** BEGIN Data for this task **

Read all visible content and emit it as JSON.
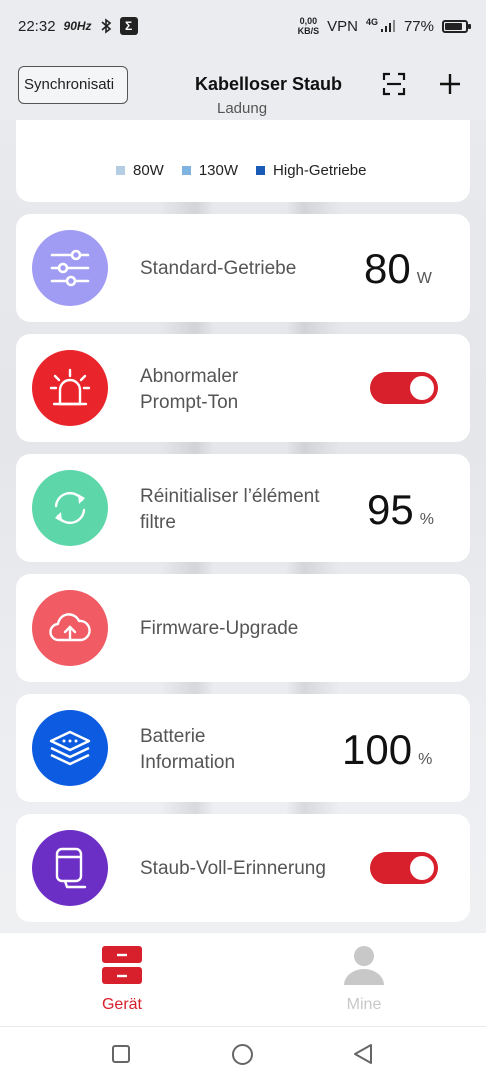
{
  "status_bar": {
    "time": "22:32",
    "refresh_rate": "90Hz",
    "net_speed_value": "0,00",
    "net_speed_unit": "KB/S",
    "vpn": "VPN",
    "network": "4G",
    "battery_pct": "77%"
  },
  "header": {
    "sync_button": "Synchronisati",
    "title": "Kabelloser Staub",
    "subtitle": "Ladung"
  },
  "legend": {
    "cut_text": "",
    "items": [
      {
        "label": "80W",
        "color": "#b5cde3"
      },
      {
        "label": "130W",
        "color": "#7fb3e0"
      },
      {
        "label": "High-Getriebe",
        "color": "#1a5bb8"
      }
    ]
  },
  "cards": {
    "standard": {
      "label": "Standard-Getriebe",
      "value": "80",
      "unit": "W",
      "icon": "sliders-icon",
      "color": "#a09cf3"
    },
    "prompt": {
      "label_line1": "Abnormaler",
      "label_line2": "Prompt-Ton",
      "toggle_on": true,
      "icon": "alarm-icon",
      "color": "#e9242b"
    },
    "filter": {
      "label_line1": "Réinitialiser l’élément",
      "label_line2": "filtre",
      "value": "95",
      "unit": "%",
      "icon": "refresh-icon",
      "color": "#5dd6aa"
    },
    "firmware": {
      "label": "Firmware-Upgrade",
      "icon": "cloud-upload-icon",
      "color": "#f05b64"
    },
    "battery": {
      "label_line1": "Batterie",
      "label_line2": "Information",
      "value": "100",
      "unit": "%",
      "icon": "layers-icon",
      "color": "#0d5be0"
    },
    "dust": {
      "label": "Staub-Voll-Erinnerung",
      "toggle_on": true,
      "icon": "dustbin-icon",
      "color": "#6c2fc5"
    }
  },
  "tabs": [
    {
      "label": "Gerät",
      "active": true,
      "color": "#d8202d"
    },
    {
      "label": "Mine",
      "active": false,
      "color": "#c8c8c8"
    }
  ]
}
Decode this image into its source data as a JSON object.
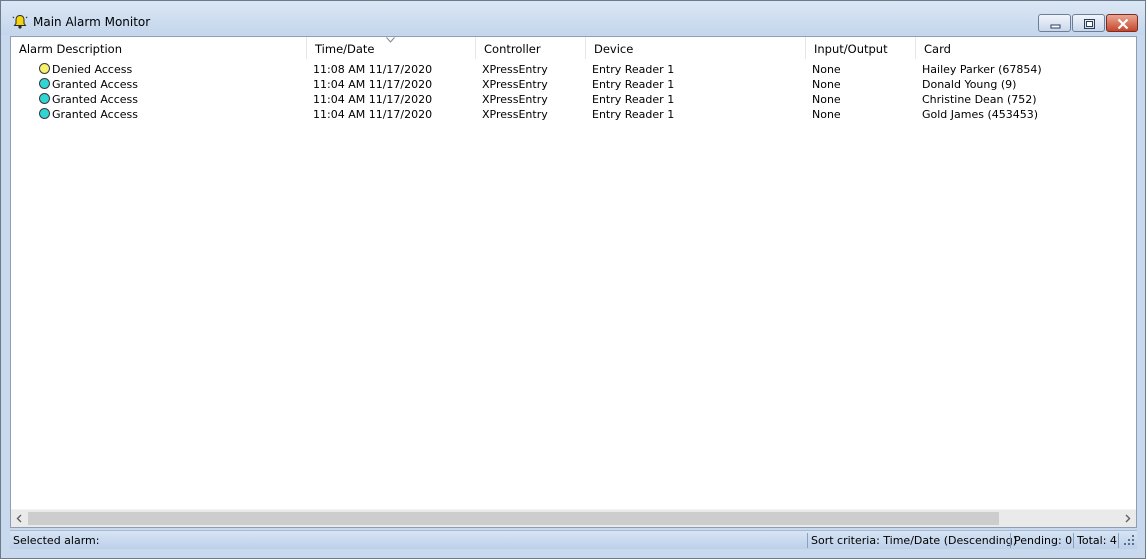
{
  "window": {
    "title": "Main Alarm Monitor",
    "icon": "bell-icon"
  },
  "columns": [
    "Alarm Description",
    "Time/Date",
    "Controller",
    "Device",
    "Input/Output",
    "Card"
  ],
  "sort_indicator": "sort-descending-icon",
  "rows": [
    {
      "status": "denied",
      "description": "Denied Access",
      "time": "11:08 AM  11/17/2020",
      "controller": "XPressEntry",
      "device": "Entry Reader 1",
      "io": "None",
      "card": "Hailey Parker (67854)"
    },
    {
      "status": "granted",
      "description": "Granted Access",
      "time": "11:04 AM  11/17/2020",
      "controller": "XPressEntry",
      "device": "Entry Reader 1",
      "io": "None",
      "card": "Donald Young (9)"
    },
    {
      "status": "granted",
      "description": "Granted Access",
      "time": "11:04 AM  11/17/2020",
      "controller": "XPressEntry",
      "device": "Entry Reader 1",
      "io": "None",
      "card": "Christine Dean (752)"
    },
    {
      "status": "granted",
      "description": "Granted Access",
      "time": "11:04 AM  11/17/2020",
      "controller": "XPressEntry",
      "device": "Entry Reader 1",
      "io": "None",
      "card": "Gold James (453453)"
    }
  ],
  "statusbar": {
    "selected": "Selected alarm:",
    "sort": "Sort criteria: Time/Date (Descending)",
    "pending": "Pending: 0",
    "total": "Total: 4"
  },
  "colors": {
    "denied": "#f6f06a",
    "granted": "#2fd6d3"
  }
}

** END Data for this task **

- What the task asks:
Your task is to copy the entries in full and exactly, without any images.

- Exercise response:
Read all visible content and emit it as JSON.
{
  "status_bar": {
    "time": "22:32",
    "refresh_rate": "90Hz",
    "net_speed_value": "0,00",
    "net_speed_unit": "KB/S",
    "vpn": "VPN",
    "network": "4G",
    "battery_pct": "77%"
  },
  "header": {
    "sync_button": "Synchronisati",
    "title": "Kabelloser Staub",
    "subtitle": "Ladung"
  },
  "legend": {
    "cut_text": "",
    "items": [
      {
        "label": "80W",
        "color": "#b5cde3"
      },
      {
        "label": "130W",
        "color": "#7fb3e0"
      },
      {
        "label": "High-Getriebe",
        "color": "#1a5bb8"
      }
    ]
  },
  "cards": {
    "standard": {
      "label": "Standard-Getriebe",
      "value": "80",
      "unit": "W",
      "icon": "sliders-icon",
      "color": "#a09cf3"
    },
    "prompt": {
      "label_line1": "Abnormaler",
      "label_line2": "Prompt-Ton",
      "toggle_on": true,
      "icon": "alarm-icon",
      "color": "#e9242b"
    },
    "filter": {
      "label_line1": "Réinitialiser l’élément",
      "label_line2": "filtre",
      "value": "95",
      "unit": "%",
      "icon": "refresh-icon",
      "color": "#5dd6aa"
    },
    "firmware": {
      "label": "Firmware-Upgrade",
      "icon": "cloud-upload-icon",
      "color": "#f05b64"
    },
    "battery": {
      "label_line1": "Batterie",
      "label_line2": "Information",
      "value": "100",
      "unit": "%",
      "icon": "layers-icon",
      "color": "#0d5be0"
    },
    "dust": {
      "label": "Staub-Voll-Erinnerung",
      "toggle_on": true,
      "icon": "dustbin-icon",
      "color": "#6c2fc5"
    }
  },
  "tabs": [
    {
      "label": "Gerät",
      "active": true,
      "color": "#d8202d"
    },
    {
      "label": "Mine",
      "active": false,
      "color": "#c8c8c8"
    }
  ]
}
Decode this image into its source data as a JSON object.
{
  "window": {
    "title": "Main Alarm Monitor",
    "icon": "bell-icon"
  },
  "columns": [
    "Alarm Description",
    "Time/Date",
    "Controller",
    "Device",
    "Input/Output",
    "Card"
  ],
  "sort_indicator": "sort-descending-icon",
  "rows": [
    {
      "status": "denied",
      "description": "Denied Access",
      "time": "11:08 AM  11/17/2020",
      "controller": "XPressEntry",
      "device": "Entry Reader 1",
      "io": "None",
      "card": "Hailey Parker (67854)"
    },
    {
      "status": "granted",
      "description": "Granted Access",
      "time": "11:04 AM  11/17/2020",
      "controller": "XPressEntry",
      "device": "Entry Reader 1",
      "io": "None",
      "card": "Donald Young (9)"
    },
    {
      "status": "granted",
      "description": "Granted Access",
      "time": "11:04 AM  11/17/2020",
      "controller": "XPressEntry",
      "device": "Entry Reader 1",
      "io": "None",
      "card": "Christine Dean (752)"
    },
    {
      "status": "granted",
      "description": "Granted Access",
      "time": "11:04 AM  11/17/2020",
      "controller": "XPressEntry",
      "device": "Entry Reader 1",
      "io": "None",
      "card": "Gold James (453453)"
    }
  ],
  "statusbar": {
    "selected": "Selected alarm:",
    "sort": "Sort criteria: Time/Date (Descending)",
    "pending": "Pending: 0",
    "total": "Total: 4"
  },
  "colors": {
    "denied": "#f6f06a",
    "granted": "#2fd6d3"
  }
}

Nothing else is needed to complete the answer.